§ Exercise objective
Retype each entry below exactly as it stands.

[Stored entries]

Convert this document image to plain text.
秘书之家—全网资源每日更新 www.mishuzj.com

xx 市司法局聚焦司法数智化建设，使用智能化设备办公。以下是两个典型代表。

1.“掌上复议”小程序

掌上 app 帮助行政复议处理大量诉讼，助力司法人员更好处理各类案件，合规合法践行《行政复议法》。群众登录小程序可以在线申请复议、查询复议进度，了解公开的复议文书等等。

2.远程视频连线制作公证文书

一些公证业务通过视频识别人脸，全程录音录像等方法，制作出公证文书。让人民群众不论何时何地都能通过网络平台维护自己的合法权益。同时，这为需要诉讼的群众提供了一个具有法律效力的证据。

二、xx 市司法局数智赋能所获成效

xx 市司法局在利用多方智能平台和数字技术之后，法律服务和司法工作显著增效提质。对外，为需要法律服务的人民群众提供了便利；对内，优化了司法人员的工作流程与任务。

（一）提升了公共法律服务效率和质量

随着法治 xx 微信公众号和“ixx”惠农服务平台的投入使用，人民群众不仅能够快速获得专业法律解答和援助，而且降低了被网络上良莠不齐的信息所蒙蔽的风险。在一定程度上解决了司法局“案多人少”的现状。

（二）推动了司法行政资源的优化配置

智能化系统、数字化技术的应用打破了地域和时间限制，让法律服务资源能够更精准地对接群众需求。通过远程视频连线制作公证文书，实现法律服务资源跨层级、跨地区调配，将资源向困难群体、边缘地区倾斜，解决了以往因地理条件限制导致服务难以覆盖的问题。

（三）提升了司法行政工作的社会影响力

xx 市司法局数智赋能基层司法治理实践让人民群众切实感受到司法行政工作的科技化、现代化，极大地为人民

§ Reply
Convert this document image to plain text.
秘书之家—全网资源每日更新 www.mishuzj.com

xx 市司法局聚焦司法数智化建设，使用智能化设备办公。以下是两个典型代表。

1.“掌上复议”小程序

掌上 app 帮助行政复议处理大量诉讼，助力司法人员更好处理各类案件，合规合法践行《行政复议法》。群众登录小程序可以在线申请复议、查询复议进度，了解公开的复议文书等等。

2.远程视频连线制作公证文书

一些公证业务通过视频识别人脸，全程录音录像等方法，制作出公证文书。让人民群众不论何时何地都能通过网络平台维护自己的合法权益。同时，这为需要诉讼的群众提供了一个具有法律效力的证据。

二、xx 市司法局数智赋能所获成效

xx 市司法局在利用多方智能平台和数字技术之后，法律服务和司法工作显著增效提质。对外，为需要法律服务的人民群众提供了便利；对内，优化了司法人员的工作流程与任务。

（一）提升了公共法律服务效率和质量

随着法治 xx 微信公众号和“ixx”惠农服务平台的投入使用，人民群众不仅能够快速获得专业法律解答和援助，而且降低了被网络上良莠不齐的信息所蒙蔽的风险。在一定程度上解决了司法局“案多人少”的现状。

（二）推动了司法行政资源的优化配置

智能化系统、数字化技术的应用打破了地域和时间限制，让法律服务资源能够更精准地对接群众需求。通过远程视频连线制作公证文书，实现法律服务资源跨层级、跨地区调配，将资源向困难群体、边缘地区倾斜，解决了以往因地理条件限制导致服务难以覆盖的问题。

（三）提升了司法行政工作的社会影响力

xx 市司法局数智赋能基层司法治理实践让人民群众切实感受到司法行政工作的科技化、现代化，极大地为人民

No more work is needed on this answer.